Set exercise: Rewrite the material from the line with "For 26 of the" to the line with "745, 493, 753]", putting "callout" wherever "annotation" appears and changing nothing else. Omit the picture from your answer.

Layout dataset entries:
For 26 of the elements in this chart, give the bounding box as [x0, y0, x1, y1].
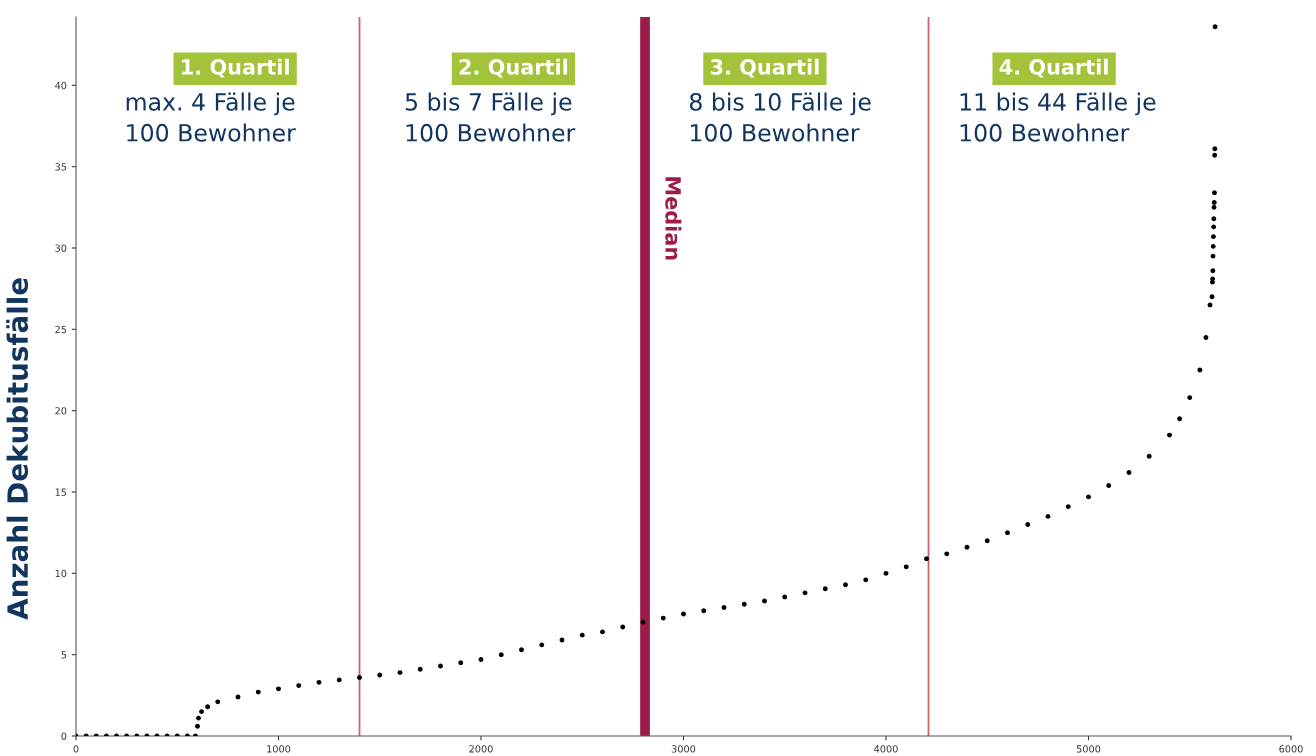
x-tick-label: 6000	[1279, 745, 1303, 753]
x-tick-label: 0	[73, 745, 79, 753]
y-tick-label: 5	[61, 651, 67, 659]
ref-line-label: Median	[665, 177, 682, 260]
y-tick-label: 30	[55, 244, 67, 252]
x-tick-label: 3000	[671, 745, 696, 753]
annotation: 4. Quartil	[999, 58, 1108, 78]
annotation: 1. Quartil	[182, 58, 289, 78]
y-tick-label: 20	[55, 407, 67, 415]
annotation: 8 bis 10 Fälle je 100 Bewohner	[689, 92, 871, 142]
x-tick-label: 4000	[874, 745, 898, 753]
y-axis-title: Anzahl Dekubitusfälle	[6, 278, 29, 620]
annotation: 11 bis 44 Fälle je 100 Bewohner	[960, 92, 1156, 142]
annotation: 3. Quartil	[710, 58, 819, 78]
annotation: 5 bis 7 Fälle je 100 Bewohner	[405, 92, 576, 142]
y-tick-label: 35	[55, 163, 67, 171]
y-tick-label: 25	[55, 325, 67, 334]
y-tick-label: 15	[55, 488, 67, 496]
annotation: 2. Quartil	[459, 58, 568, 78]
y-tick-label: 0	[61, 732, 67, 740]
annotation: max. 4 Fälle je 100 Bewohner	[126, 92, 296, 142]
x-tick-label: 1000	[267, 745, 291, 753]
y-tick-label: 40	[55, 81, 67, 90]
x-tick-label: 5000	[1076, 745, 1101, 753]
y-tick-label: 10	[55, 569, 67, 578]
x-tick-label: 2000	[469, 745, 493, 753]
--
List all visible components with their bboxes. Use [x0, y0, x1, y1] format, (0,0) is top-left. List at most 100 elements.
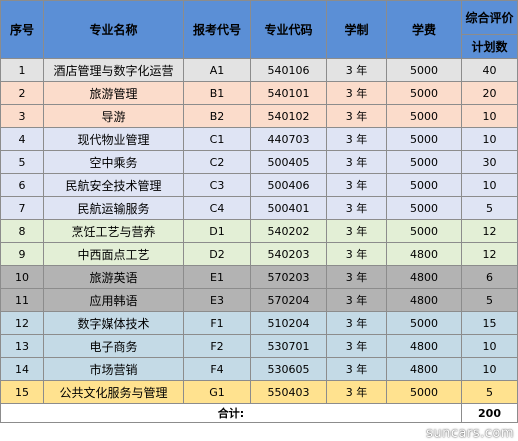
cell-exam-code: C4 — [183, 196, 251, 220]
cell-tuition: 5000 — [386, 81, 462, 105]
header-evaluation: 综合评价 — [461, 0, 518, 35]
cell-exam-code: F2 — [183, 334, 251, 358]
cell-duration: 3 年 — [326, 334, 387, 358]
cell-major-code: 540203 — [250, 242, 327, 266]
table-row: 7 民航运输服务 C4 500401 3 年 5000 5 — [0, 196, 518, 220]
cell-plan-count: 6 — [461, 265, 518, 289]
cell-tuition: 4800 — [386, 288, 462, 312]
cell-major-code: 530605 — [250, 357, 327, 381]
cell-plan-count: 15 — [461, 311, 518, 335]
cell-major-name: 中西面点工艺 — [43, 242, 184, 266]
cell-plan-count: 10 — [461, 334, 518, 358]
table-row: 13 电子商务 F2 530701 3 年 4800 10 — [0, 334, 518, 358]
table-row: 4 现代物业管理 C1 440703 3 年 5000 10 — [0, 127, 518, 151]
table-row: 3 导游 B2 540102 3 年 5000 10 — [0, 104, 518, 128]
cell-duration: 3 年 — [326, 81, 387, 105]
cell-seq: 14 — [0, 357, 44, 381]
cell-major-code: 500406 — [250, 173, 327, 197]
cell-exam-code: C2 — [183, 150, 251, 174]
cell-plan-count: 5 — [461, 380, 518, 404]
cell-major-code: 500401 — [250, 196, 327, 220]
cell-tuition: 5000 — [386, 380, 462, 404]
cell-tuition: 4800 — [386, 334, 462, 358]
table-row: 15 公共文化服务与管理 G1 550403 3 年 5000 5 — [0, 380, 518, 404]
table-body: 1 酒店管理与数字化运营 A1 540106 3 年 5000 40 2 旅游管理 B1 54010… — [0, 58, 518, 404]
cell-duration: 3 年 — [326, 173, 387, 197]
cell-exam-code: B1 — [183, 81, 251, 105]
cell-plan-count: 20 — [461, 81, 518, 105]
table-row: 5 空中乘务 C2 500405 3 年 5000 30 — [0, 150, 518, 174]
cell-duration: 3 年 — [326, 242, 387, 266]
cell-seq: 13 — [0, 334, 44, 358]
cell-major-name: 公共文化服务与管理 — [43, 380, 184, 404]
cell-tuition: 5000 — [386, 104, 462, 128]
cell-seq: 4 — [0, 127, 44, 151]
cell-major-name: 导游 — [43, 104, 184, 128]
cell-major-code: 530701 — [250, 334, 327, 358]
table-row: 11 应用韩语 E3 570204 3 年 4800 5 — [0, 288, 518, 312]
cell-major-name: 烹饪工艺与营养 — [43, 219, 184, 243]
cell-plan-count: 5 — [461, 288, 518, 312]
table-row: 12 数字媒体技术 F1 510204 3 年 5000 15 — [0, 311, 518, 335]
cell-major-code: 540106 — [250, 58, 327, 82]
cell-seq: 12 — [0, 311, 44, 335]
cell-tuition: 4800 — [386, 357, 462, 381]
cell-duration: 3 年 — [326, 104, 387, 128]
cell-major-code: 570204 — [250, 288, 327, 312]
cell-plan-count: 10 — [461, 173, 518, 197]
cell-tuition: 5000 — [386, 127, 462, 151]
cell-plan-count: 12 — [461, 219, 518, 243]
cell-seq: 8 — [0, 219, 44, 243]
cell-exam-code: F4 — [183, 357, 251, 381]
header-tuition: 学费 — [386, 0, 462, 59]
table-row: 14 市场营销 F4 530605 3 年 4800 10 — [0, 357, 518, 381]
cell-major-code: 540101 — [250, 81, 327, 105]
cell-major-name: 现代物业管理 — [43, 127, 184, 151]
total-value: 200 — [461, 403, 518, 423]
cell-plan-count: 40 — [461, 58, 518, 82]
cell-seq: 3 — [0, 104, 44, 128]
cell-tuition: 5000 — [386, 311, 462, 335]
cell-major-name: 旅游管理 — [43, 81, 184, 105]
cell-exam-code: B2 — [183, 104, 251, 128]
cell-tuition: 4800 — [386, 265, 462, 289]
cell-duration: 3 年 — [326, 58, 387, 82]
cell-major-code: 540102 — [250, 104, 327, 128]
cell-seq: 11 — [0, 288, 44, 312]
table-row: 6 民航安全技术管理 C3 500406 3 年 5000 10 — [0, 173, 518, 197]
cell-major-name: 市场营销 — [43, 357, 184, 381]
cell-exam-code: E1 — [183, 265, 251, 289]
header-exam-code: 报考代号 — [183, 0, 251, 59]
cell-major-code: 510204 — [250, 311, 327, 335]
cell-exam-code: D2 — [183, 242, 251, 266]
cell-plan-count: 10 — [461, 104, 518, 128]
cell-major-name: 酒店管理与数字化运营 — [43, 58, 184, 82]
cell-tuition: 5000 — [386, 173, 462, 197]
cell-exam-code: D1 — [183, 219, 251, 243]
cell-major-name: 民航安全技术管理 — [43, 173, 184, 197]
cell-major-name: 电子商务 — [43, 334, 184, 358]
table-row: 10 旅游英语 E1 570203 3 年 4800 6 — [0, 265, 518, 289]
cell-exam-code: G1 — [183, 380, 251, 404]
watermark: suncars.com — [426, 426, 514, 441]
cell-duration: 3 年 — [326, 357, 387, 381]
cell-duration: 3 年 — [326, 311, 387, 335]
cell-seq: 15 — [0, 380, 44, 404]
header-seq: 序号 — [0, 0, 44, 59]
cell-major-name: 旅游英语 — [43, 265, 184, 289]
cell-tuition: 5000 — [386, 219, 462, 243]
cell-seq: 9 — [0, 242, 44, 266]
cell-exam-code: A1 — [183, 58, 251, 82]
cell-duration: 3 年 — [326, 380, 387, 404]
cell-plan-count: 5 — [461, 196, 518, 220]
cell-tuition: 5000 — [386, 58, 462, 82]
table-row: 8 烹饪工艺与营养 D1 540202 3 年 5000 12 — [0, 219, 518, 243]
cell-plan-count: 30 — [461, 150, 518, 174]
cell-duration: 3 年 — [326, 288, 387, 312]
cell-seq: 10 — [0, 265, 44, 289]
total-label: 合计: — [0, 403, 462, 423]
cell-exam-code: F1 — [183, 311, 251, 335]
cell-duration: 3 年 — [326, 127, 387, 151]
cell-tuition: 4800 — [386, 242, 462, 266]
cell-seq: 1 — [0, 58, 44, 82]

Response:
For 26 of the elements in this chart, give the bounding box as [x0, y0, x1, y1].
x-tick-label: 6000	[1279, 745, 1303, 753]
x-tick-label: 0	[73, 745, 79, 753]
y-tick-label: 5	[61, 651, 67, 659]
ref-line-label: Median	[665, 177, 682, 260]
y-tick-label: 30	[55, 244, 67, 252]
x-tick-label: 3000	[671, 745, 696, 753]
callout: 4. Quartil	[999, 58, 1108, 78]
callout: 1. Quartil	[182, 58, 289, 78]
y-tick-label: 20	[55, 407, 67, 415]
callout: 8 bis 10 Fälle je 100 Bewohner	[689, 92, 871, 142]
x-tick-label: 4000	[874, 745, 898, 753]
y-axis-title: Anzahl Dekubitusfälle	[6, 278, 29, 620]
callout: 11 bis 44 Fälle je 100 Bewohner	[960, 92, 1156, 142]
callout: 3. Quartil	[710, 58, 819, 78]
callout: 5 bis 7 Fälle je 100 Bewohner	[405, 92, 576, 142]
y-tick-label: 35	[55, 163, 67, 171]
y-tick-label: 25	[55, 325, 67, 334]
y-tick-label: 15	[55, 488, 67, 496]
callout: 2. Quartil	[459, 58, 568, 78]
y-tick-label: 0	[61, 732, 67, 740]
callout: max. 4 Fälle je 100 Bewohner	[126, 92, 296, 142]
x-tick-label: 1000	[267, 745, 291, 753]
y-tick-label: 40	[55, 81, 67, 90]
x-tick-label: 5000	[1076, 745, 1101, 753]
y-tick-label: 10	[55, 569, 67, 578]
x-tick-label: 2000	[469, 745, 493, 753]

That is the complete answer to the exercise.